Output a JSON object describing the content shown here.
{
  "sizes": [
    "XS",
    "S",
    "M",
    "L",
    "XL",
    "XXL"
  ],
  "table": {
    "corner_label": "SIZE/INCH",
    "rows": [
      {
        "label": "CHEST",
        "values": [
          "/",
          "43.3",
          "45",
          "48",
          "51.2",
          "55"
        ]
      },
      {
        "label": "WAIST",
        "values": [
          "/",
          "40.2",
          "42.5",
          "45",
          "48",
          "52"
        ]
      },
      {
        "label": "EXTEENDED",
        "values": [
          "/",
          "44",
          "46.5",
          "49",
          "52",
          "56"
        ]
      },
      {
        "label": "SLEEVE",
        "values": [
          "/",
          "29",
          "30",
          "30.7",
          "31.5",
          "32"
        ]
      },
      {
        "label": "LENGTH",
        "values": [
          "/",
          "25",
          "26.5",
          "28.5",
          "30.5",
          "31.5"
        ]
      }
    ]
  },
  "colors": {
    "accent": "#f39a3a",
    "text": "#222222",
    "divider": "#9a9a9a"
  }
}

§ **PROBLEM**
Print every line of the records exactly. Omit nothing.

§ **WRITTEN RESPONSE**
Output a JSON object describing the content shown here.
{
  "sizes": [
    "XS",
    "S",
    "M",
    "L",
    "XL",
    "XXL"
  ],
  "table": {
    "corner_label": "SIZE/INCH",
    "rows": [
      {
        "label": "CHEST",
        "values": [
          "/",
          "43.3",
          "45",
          "48",
          "51.2",
          "55"
        ]
      },
      {
        "label": "WAIST",
        "values": [
          "/",
          "40.2",
          "42.5",
          "45",
          "48",
          "52"
        ]
      },
      {
        "label": "EXTEENDED",
        "values": [
          "/",
          "44",
          "46.5",
          "49",
          "52",
          "56"
        ]
      },
      {
        "label": "SLEEVE",
        "values": [
          "/",
          "29",
          "30",
          "30.7",
          "31.5",
          "32"
        ]
      },
      {
        "label": "LENGTH",
        "values": [
          "/",
          "25",
          "26.5",
          "28.5",
          "30.5",
          "31.5"
        ]
      }
    ]
  },
  "colors": {
    "accent": "#f39a3a",
    "text": "#222222",
    "divider": "#9a9a9a"
  }
}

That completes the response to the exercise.